## SET TASK
Quote the records that follow in full, leaving the pictures out.

## Figure dataset records
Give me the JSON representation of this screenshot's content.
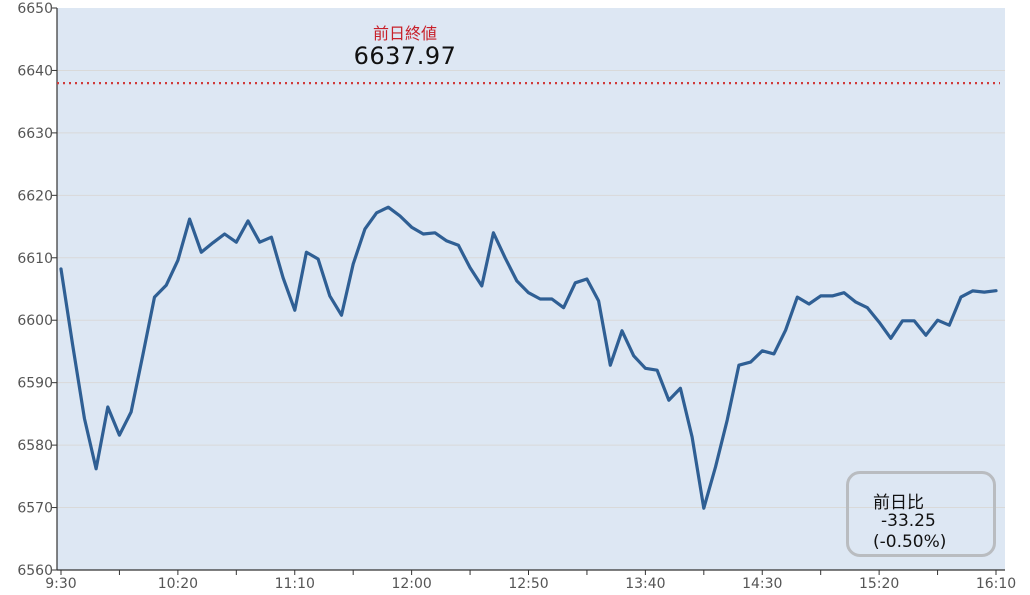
{
  "chart_data": {
    "type": "line",
    "title": "",
    "xlabel": "",
    "ylabel": "",
    "ylim": [
      6560,
      6650
    ],
    "yticks": [
      6560,
      6570,
      6580,
      6590,
      6600,
      6610,
      6620,
      6630,
      6640,
      6650
    ],
    "xlim": [
      "9:30",
      "16:10"
    ],
    "xtick_labels": [
      "9:30",
      "10:20",
      "11:10",
      "12:00",
      "12:50",
      "13:40",
      "14:30",
      "15:20",
      "16:10"
    ],
    "x_interval_minutes": 5,
    "grid": "horizontal",
    "colors": {
      "line": "#2f5f94",
      "plot_bg": "#dde7f3",
      "reference_line": "#d03a3a",
      "grid": "#d9d9d9"
    },
    "series": [
      {
        "values": [
          6608.2,
          6596.0,
          6584.3,
          6576.2,
          6586.1,
          6581.6,
          6585.3,
          6594.4,
          6603.7,
          6605.6,
          6609.6,
          6616.2,
          6610.9,
          6612.4,
          6613.8,
          6612.5,
          6615.9,
          6612.5,
          6613.3,
          6606.8,
          6601.6,
          6610.9,
          6609.8,
          6603.9,
          6600.8,
          6609.0,
          6614.6,
          6617.2,
          6618.1,
          6616.7,
          6614.9,
          6613.8,
          6614.0,
          6612.7,
          6612.0,
          6608.4,
          6605.5,
          6614.0,
          6610.0,
          6606.3,
          6604.4,
          6603.4,
          6603.4,
          6602.0,
          6606.0,
          6606.6,
          6603.1,
          6592.8,
          6598.3,
          6594.3,
          6592.3,
          6592.0,
          6587.2,
          6589.1,
          6581.3,
          6569.9,
          6576.5,
          6584.0,
          6592.8,
          6593.3,
          6595.1,
          6594.6,
          6598.4,
          6603.7,
          6602.6,
          6603.9,
          6603.9,
          6604.4,
          6602.9,
          6602.0,
          6599.7,
          6597.1,
          6599.9,
          6599.9,
          6597.6,
          6600.0,
          6599.2,
          6603.7,
          6604.7,
          6604.5,
          6604.72
        ]
      }
    ],
    "reference_line": {
      "label": "前日終値",
      "value": 6637.97,
      "value_text": "6637.97",
      "style": "dotted"
    },
    "annotation": {
      "label": "前日比",
      "change": "-33.25",
      "change_pct": "(-0.50%)"
    }
  }
}
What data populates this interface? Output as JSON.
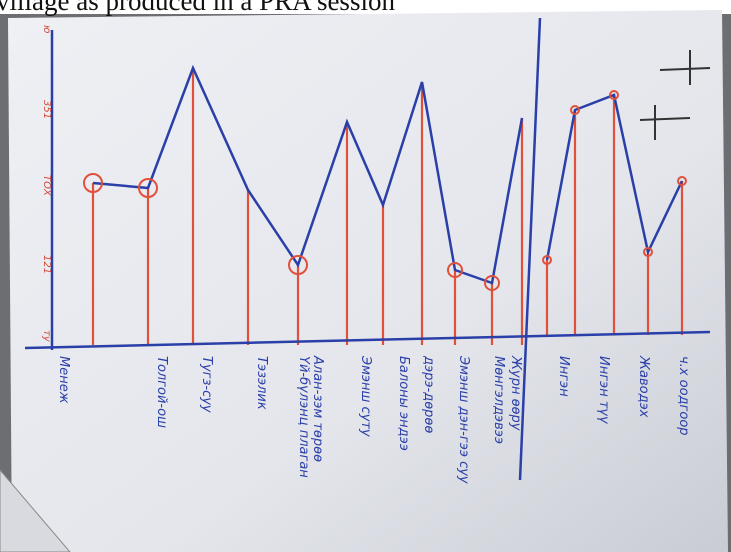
{
  "caption": "village as produced in a PRA session",
  "scale_labels": [
    "ту",
    "121",
    "ТОХ",
    "351",
    "ю"
  ],
  "labels": [
    "Менеж",
    "Толгой-ош",
    "Тугз-суу",
    "Тэзэлик",
    "Үй-бүлэнц плаган",
    "Алан-зэм төрөө",
    "Эмэнш суту",
    "Балоны эндээ",
    "дэрэ-дөрөө",
    "Эмэнш дэн-гээ суу",
    "Мөнгэлдэвээ",
    "Журн өөру",
    "Ингэн",
    "Ингэн түү",
    "Жаводэх",
    "ч.х оодгоор"
  ]
}
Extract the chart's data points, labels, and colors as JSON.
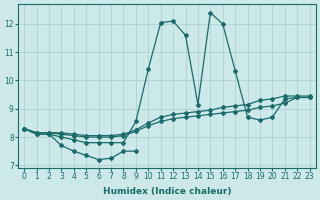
{
  "xlabel": "Humidex (Indice chaleur)",
  "background_color": "#cce8e8",
  "grid_color": "#aacece",
  "line_color": "#1a6b6b",
  "xlim": [
    -0.5,
    23.5
  ],
  "ylim": [
    6.9,
    12.7
  ],
  "yticks": [
    7,
    8,
    9,
    10,
    11,
    12
  ],
  "xticks": [
    0,
    1,
    2,
    3,
    4,
    5,
    6,
    7,
    8,
    9,
    10,
    11,
    12,
    13,
    14,
    15,
    16,
    17,
    18,
    19,
    20,
    21,
    22,
    23
  ],
  "line_main_x": [
    0,
    1,
    2,
    3,
    4,
    5,
    6,
    7,
    8,
    9,
    10,
    11,
    12,
    13,
    14,
    15,
    16,
    17,
    18,
    19,
    20,
    21,
    22,
    23
  ],
  "line_main_y": [
    8.3,
    8.1,
    8.1,
    8.0,
    7.9,
    7.8,
    7.8,
    7.8,
    7.8,
    8.55,
    10.4,
    12.05,
    12.1,
    11.6,
    9.15,
    12.4,
    12.0,
    10.35,
    8.7,
    8.6,
    8.7,
    9.35,
    9.4,
    9.4
  ],
  "line_low_x": [
    0,
    1,
    2,
    3,
    4,
    5,
    6,
    7,
    8,
    9
  ],
  "line_low_y": [
    8.3,
    8.1,
    8.1,
    7.7,
    7.5,
    7.35,
    7.2,
    7.25,
    7.5,
    7.5
  ],
  "line_rise1_x": [
    0,
    1,
    2,
    3,
    4,
    5,
    6,
    7,
    8,
    9,
    10,
    11,
    12,
    13,
    14,
    15,
    16,
    17,
    18,
    19,
    20,
    21,
    22,
    23
  ],
  "line_rise1_y": [
    8.3,
    8.15,
    8.15,
    8.1,
    8.05,
    8.0,
    8.0,
    8.0,
    8.05,
    8.2,
    8.4,
    8.55,
    8.65,
    8.7,
    8.75,
    8.8,
    8.85,
    8.9,
    8.95,
    9.05,
    9.1,
    9.2,
    9.4,
    9.4
  ],
  "line_rise2_x": [
    0,
    1,
    2,
    3,
    4,
    5,
    6,
    7,
    8,
    9,
    10,
    11,
    12,
    13,
    14,
    15,
    16,
    17,
    18,
    19,
    20,
    21,
    22,
    23
  ],
  "line_rise2_y": [
    8.3,
    8.15,
    8.15,
    8.15,
    8.1,
    8.05,
    8.05,
    8.05,
    8.1,
    8.25,
    8.5,
    8.7,
    8.8,
    8.85,
    8.9,
    8.95,
    9.05,
    9.1,
    9.15,
    9.3,
    9.35,
    9.45,
    9.45,
    9.45
  ]
}
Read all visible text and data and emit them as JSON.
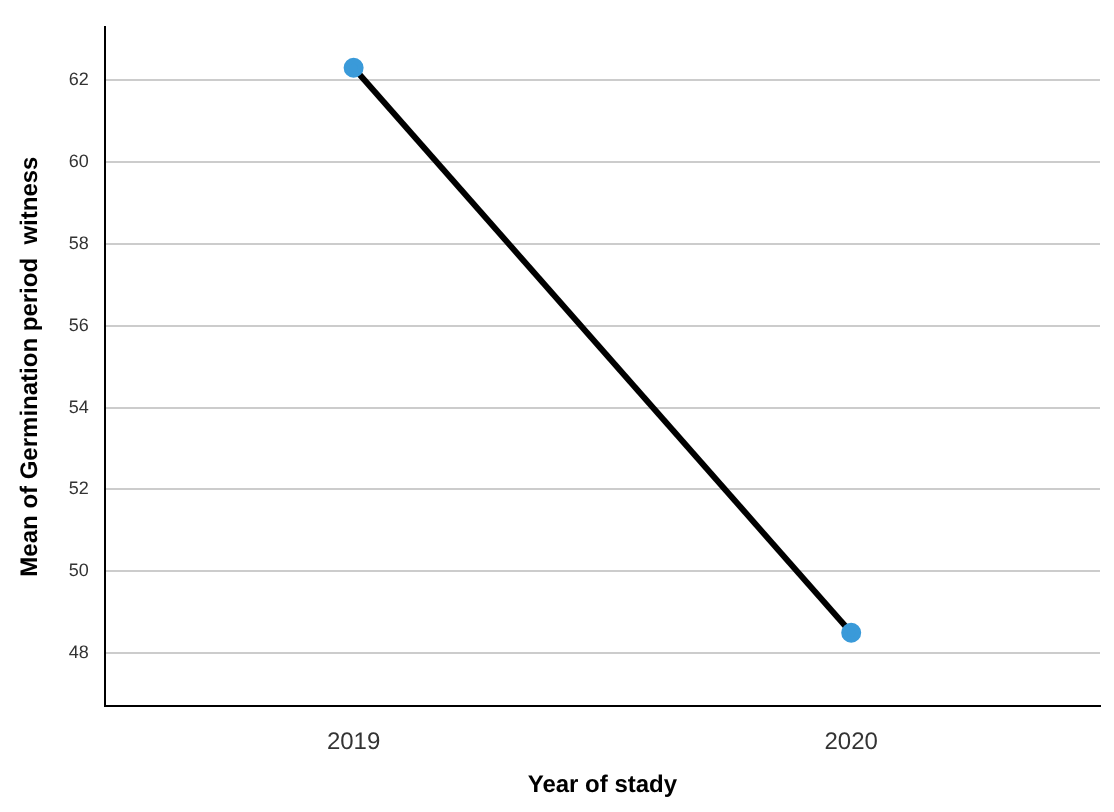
{
  "chart_data": {
    "type": "line",
    "xlabel": "Year of stady",
    "ylabel": "Mean of Germination period  witness",
    "categories": [
      "2019",
      "2020"
    ],
    "series": [
      {
        "color": "#000000",
        "colors": [
          "#3a9ad9",
          "#3a9ad9"
        ],
        "values": [
          62.3,
          48.5
        ]
      }
    ],
    "ylim": [
      46.7,
      63.3
    ],
    "yticks": [
      48,
      50,
      52,
      54,
      56,
      58,
      60,
      62
    ],
    "grid": "y",
    "marker": "circle",
    "line_style": "solid",
    "legend": false
  }
}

## EXERCISE ANSWER
Give me the JSON representation of this screenshot's content.
{
  "chart_data": {
    "type": "line",
    "title": "",
    "xlabel": "",
    "ylabel": "",
    "ylim": [
      6560,
      6650
    ],
    "yticks": [
      6560,
      6570,
      6580,
      6590,
      6600,
      6610,
      6620,
      6630,
      6640,
      6650
    ],
    "xlim": [
      "9:30",
      "16:10"
    ],
    "xtick_labels": [
      "9:30",
      "10:20",
      "11:10",
      "12:00",
      "12:50",
      "13:40",
      "14:30",
      "15:20",
      "16:10"
    ],
    "x_interval_minutes": 5,
    "grid": "horizontal",
    "colors": {
      "line": "#2f5f94",
      "plot_bg": "#dde7f3",
      "reference_line": "#d03a3a",
      "grid": "#d9d9d9"
    },
    "series": [
      {
        "values": [
          6608.2,
          6596.0,
          6584.3,
          6576.2,
          6586.1,
          6581.6,
          6585.3,
          6594.4,
          6603.7,
          6605.6,
          6609.6,
          6616.2,
          6610.9,
          6612.4,
          6613.8,
          6612.5,
          6615.9,
          6612.5,
          6613.3,
          6606.8,
          6601.6,
          6610.9,
          6609.8,
          6603.9,
          6600.8,
          6609.0,
          6614.6,
          6617.2,
          6618.1,
          6616.7,
          6614.9,
          6613.8,
          6614.0,
          6612.7,
          6612.0,
          6608.4,
          6605.5,
          6614.0,
          6610.0,
          6606.3,
          6604.4,
          6603.4,
          6603.4,
          6602.0,
          6606.0,
          6606.6,
          6603.1,
          6592.8,
          6598.3,
          6594.3,
          6592.3,
          6592.0,
          6587.2,
          6589.1,
          6581.3,
          6569.9,
          6576.5,
          6584.0,
          6592.8,
          6593.3,
          6595.1,
          6594.6,
          6598.4,
          6603.7,
          6602.6,
          6603.9,
          6603.9,
          6604.4,
          6602.9,
          6602.0,
          6599.7,
          6597.1,
          6599.9,
          6599.9,
          6597.6,
          6600.0,
          6599.2,
          6603.7,
          6604.7,
          6604.5,
          6604.72
        ]
      }
    ],
    "reference_line": {
      "label": "前日終値",
      "value": 6637.97,
      "value_text": "6637.97",
      "style": "dotted"
    },
    "annotation": {
      "label": "前日比",
      "change": "-33.25",
      "change_pct": "(-0.50%)"
    }
  }
}
What data populates this interface? Output as JSON.
{
  "caption": "village as produced in a PRA session",
  "scale_labels": [
    "ту",
    "121",
    "ТОХ",
    "351",
    "ю"
  ],
  "labels": [
    "Менеж",
    "Толгой-ош",
    "Тугз-суу",
    "Тэзэлик",
    "Үй-бүлэнц плаган",
    "Алан-зэм төрөө",
    "Эмэнш суту",
    "Балоны эндээ",
    "дэрэ-дөрөө",
    "Эмэнш дэн-гээ суу",
    "Мөнгэлдэвээ",
    "Журн өөру",
    "Ингэн",
    "Ингэн түү",
    "Жаводэх",
    "ч.х оодгоор"
  ]
}
Extract the chart's data points, labels, and colors as JSON.
{
  "xlabel": "Humidex (Indice chaleur)",
  "background_color": "#cce8e8",
  "grid_color": "#aacece",
  "line_color": "#1a6b6b",
  "xlim": [
    -0.5,
    23.5
  ],
  "ylim": [
    6.9,
    12.7
  ],
  "yticks": [
    7,
    8,
    9,
    10,
    11,
    12
  ],
  "xticks": [
    0,
    1,
    2,
    3,
    4,
    5,
    6,
    7,
    8,
    9,
    10,
    11,
    12,
    13,
    14,
    15,
    16,
    17,
    18,
    19,
    20,
    21,
    22,
    23
  ],
  "line_main_x": [
    0,
    1,
    2,
    3,
    4,
    5,
    6,
    7,
    8,
    9,
    10,
    11,
    12,
    13,
    14,
    15,
    16,
    17,
    18,
    19,
    20,
    21,
    22,
    23
  ],
  "line_main_y": [
    8.3,
    8.1,
    8.1,
    8.0,
    7.9,
    7.8,
    7.8,
    7.8,
    7.8,
    8.55,
    10.4,
    12.05,
    12.1,
    11.6,
    9.15,
    12.4,
    12.0,
    10.35,
    8.7,
    8.6,
    8.7,
    9.35,
    9.4,
    9.4
  ],
  "line_low_x": [
    0,
    1,
    2,
    3,
    4,
    5,
    6,
    7,
    8,
    9
  ],
  "line_low_y": [
    8.3,
    8.1,
    8.1,
    7.7,
    7.5,
    7.35,
    7.2,
    7.25,
    7.5,
    7.5
  ],
  "line_rise1_x": [
    0,
    1,
    2,
    3,
    4,
    5,
    6,
    7,
    8,
    9,
    10,
    11,
    12,
    13,
    14,
    15,
    16,
    17,
    18,
    19,
    20,
    21,
    22,
    23
  ],
  "line_rise1_y": [
    8.3,
    8.15,
    8.15,
    8.1,
    8.05,
    8.0,
    8.0,
    8.0,
    8.05,
    8.2,
    8.4,
    8.55,
    8.65,
    8.7,
    8.75,
    8.8,
    8.85,
    8.9,
    8.95,
    9.05,
    9.1,
    9.2,
    9.4,
    9.4
  ],
  "line_rise2_x": [
    0,
    1,
    2,
    3,
    4,
    5,
    6,
    7,
    8,
    9,
    10,
    11,
    12,
    13,
    14,
    15,
    16,
    17,
    18,
    19,
    20,
    21,
    22,
    23
  ],
  "line_rise2_y": [
    8.3,
    8.15,
    8.15,
    8.15,
    8.1,
    8.05,
    8.05,
    8.05,
    8.1,
    8.25,
    8.5,
    8.7,
    8.8,
    8.85,
    8.9,
    8.95,
    9.05,
    9.1,
    9.15,
    9.3,
    9.35,
    9.45,
    9.45,
    9.45
  ]
}
Read all visible text and data and emit them as JSON.
{
  "chart_data": {
    "type": "line",
    "xlabel": "Year of stady",
    "ylabel": "Mean of Germination period  witness",
    "categories": [
      "2019",
      "2020"
    ],
    "series": [
      {
        "color": "#000000",
        "colors": [
          "#3a9ad9",
          "#3a9ad9"
        ],
        "values": [
          62.3,
          48.5
        ]
      }
    ],
    "ylim": [
      46.7,
      63.3
    ],
    "yticks": [
      48,
      50,
      52,
      54,
      56,
      58,
      60,
      62
    ],
    "grid": "y",
    "marker": "circle",
    "line_style": "solid",
    "legend": false
  }
}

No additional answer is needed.